** Instruction **
Repeat the full listing below verbatim and keep the images out.

** Data to process **
________________________________________

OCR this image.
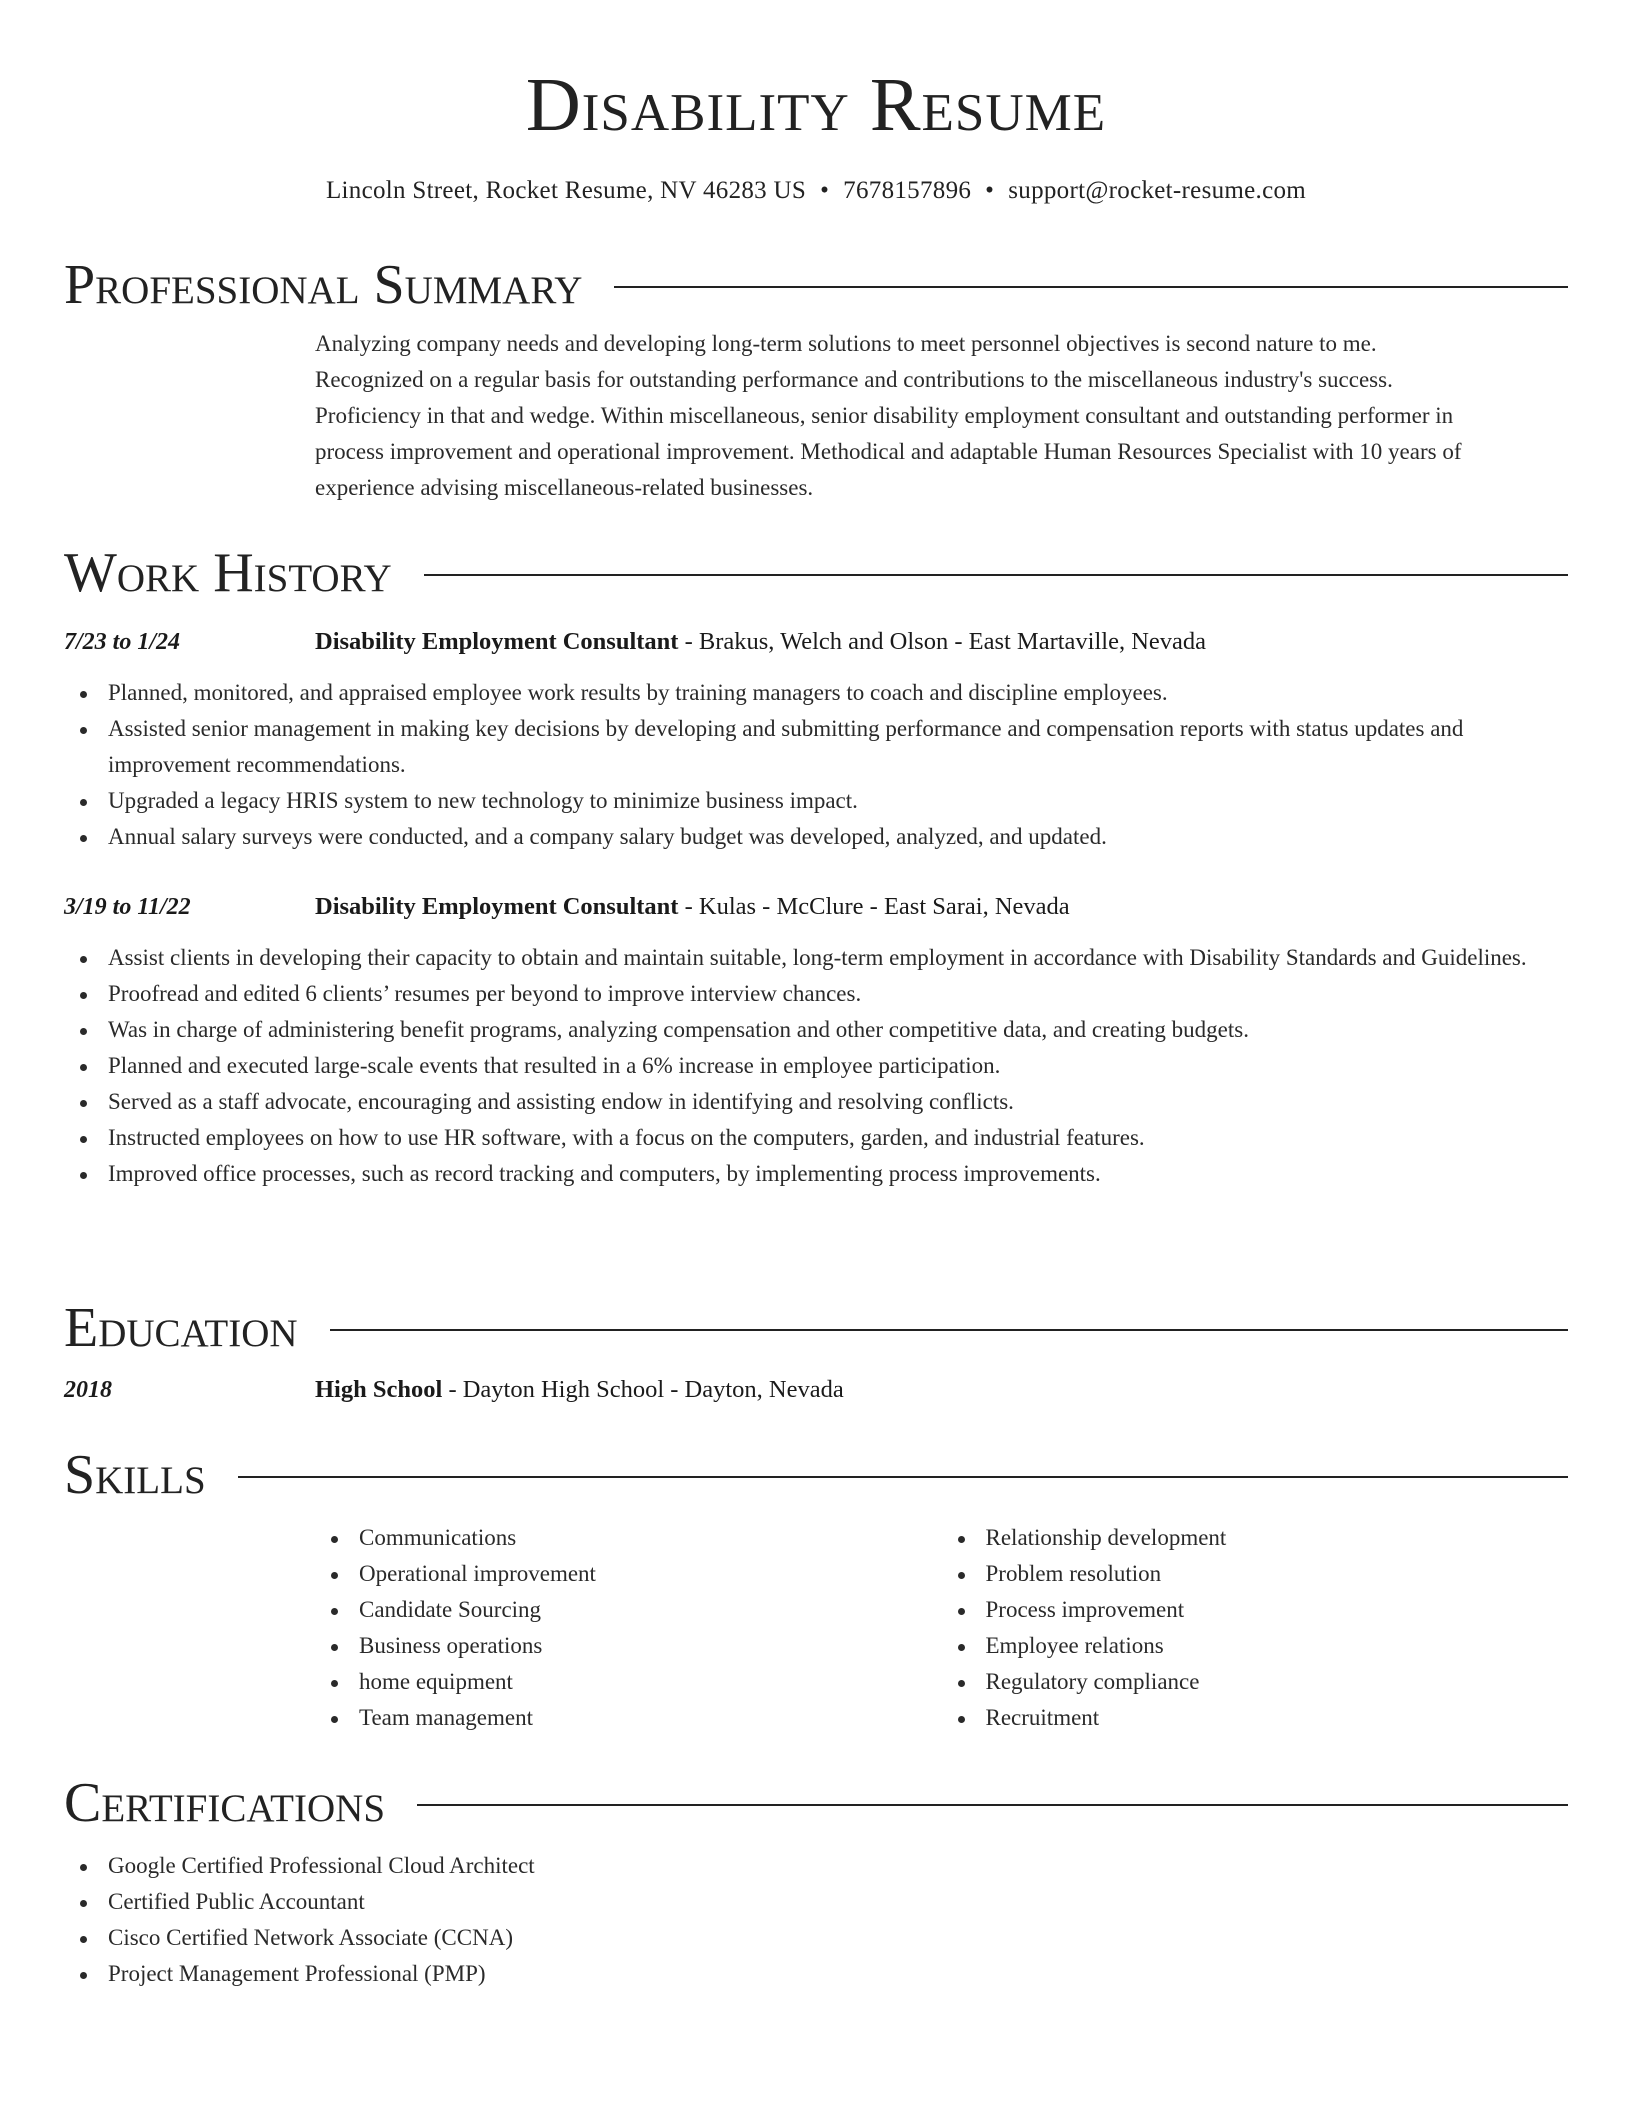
Disability Resume
Lincoln Street, Rocket Resume, NV 46283 US • 7678157896 • support@rocket-resume.com
Professional Summary
Analyzing company needs and developing long-term solutions to meet personnel objectives is second nature to me.
Recognized on a regular basis for outstanding performance and contributions to the miscellaneous industry's success.
Proficiency in that and wedge. Within miscellaneous, senior disability employment consultant and outstanding performer in
process improvement and operational improvement. Methodical and adaptable Human Resources Specialist with 10 years of
experience advising miscellaneous-related businesses.
Work History
7/23 to 1/24	Disability Employment Consultant - Brakus, Welch and Olson - East Martaville, Nevada
Planned, monitored, and appraised employee work results by training managers to coach and discipline employees.
Assisted senior management in making key decisions by developing and submitting performance and compensation reports with status updates and improvement recommendations.
Upgraded a legacy HRIS system to new technology to minimize business impact.
Annual salary surveys were conducted, and a company salary budget was developed, analyzed, and updated.
3/19 to 11/22	Disability Employment Consultant - Kulas - McClure - East Sarai, Nevada
Assist clients in developing their capacity to obtain and maintain suitable, long-term employment in accordance with Disability Standards and Guidelines.
Proofread and edited 6 clients’ resumes per beyond to improve interview chances.
Was in charge of administering benefit programs, analyzing compensation and other competitive data, and creating budgets.
Planned and executed large-scale events that resulted in a 6% increase in employee participation.
Served as a staff advocate, encouraging and assisting endow in identifying and resolving conflicts.
Instructed employees on how to use HR software, with a focus on the computers, garden, and industrial features.
Improved office processes, such as record tracking and computers, by implementing process improvements.
Education
2018	High School - Dayton High School - Dayton, Nevada
Skills
Communications
Operational improvement
Candidate Sourcing
Business operations
home equipment
Team management
Relationship development
Problem resolution
Process improvement
Employee relations
Regulatory compliance
Recruitment
Certifications
Google Certified Professional Cloud Architect
Certified Public Accountant
Cisco Certified Network Associate (CCNA)
Project Management Professional (PMP)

________________________________________

** Task solution **
OCR this image.
Disability Resume
Lincoln Street, Rocket Resume, NV 46283 US • 7678157896 • support@rocket-resume.com
Professional Summary
Analyzing company needs and developing long-term solutions to meet personnel objectives is second nature to me.
Recognized on a regular basis for outstanding performance and contributions to the miscellaneous industry's success.
Proficiency in that and wedge. Within miscellaneous, senior disability employment consultant and outstanding performer in
process improvement and operational improvement. Methodical and adaptable Human Resources Specialist with 10 years of
experience advising miscellaneous-related businesses.
Work History
7/23 to 1/24	Disability Employment Consultant - Brakus, Welch and Olson - East Martaville, Nevada
Planned, monitored, and appraised employee work results by training managers to coach and discipline employees.
Assisted senior management in making key decisions by developing and submitting performance and compensation reports with status updates and improvement recommendations.
Upgraded a legacy HRIS system to new technology to minimize business impact.
Annual salary surveys were conducted, and a company salary budget was developed, analyzed, and updated.
3/19 to 11/22	Disability Employment Consultant - Kulas - McClure - East Sarai, Nevada
Assist clients in developing their capacity to obtain and maintain suitable, long-term employment in accordance with Disability Standards and Guidelines.
Proofread and edited 6 clients’ resumes per beyond to improve interview chances.
Was in charge of administering benefit programs, analyzing compensation and other competitive data, and creating budgets.
Planned and executed large-scale events that resulted in a 6% increase in employee participation.
Served as a staff advocate, encouraging and assisting endow in identifying and resolving conflicts.
Instructed employees on how to use HR software, with a focus on the computers, garden, and industrial features.
Improved office processes, such as record tracking and computers, by implementing process improvements.
Education
2018	High School - Dayton High School - Dayton, Nevada
Skills
Communications
Operational improvement
Candidate Sourcing
Business operations
home equipment
Team management
Relationship development
Problem resolution
Process improvement
Employee relations
Regulatory compliance
Recruitment
Certifications
Google Certified Professional Cloud Architect
Certified Public Accountant
Cisco Certified Network Associate (CCNA)
Project Management Professional (PMP)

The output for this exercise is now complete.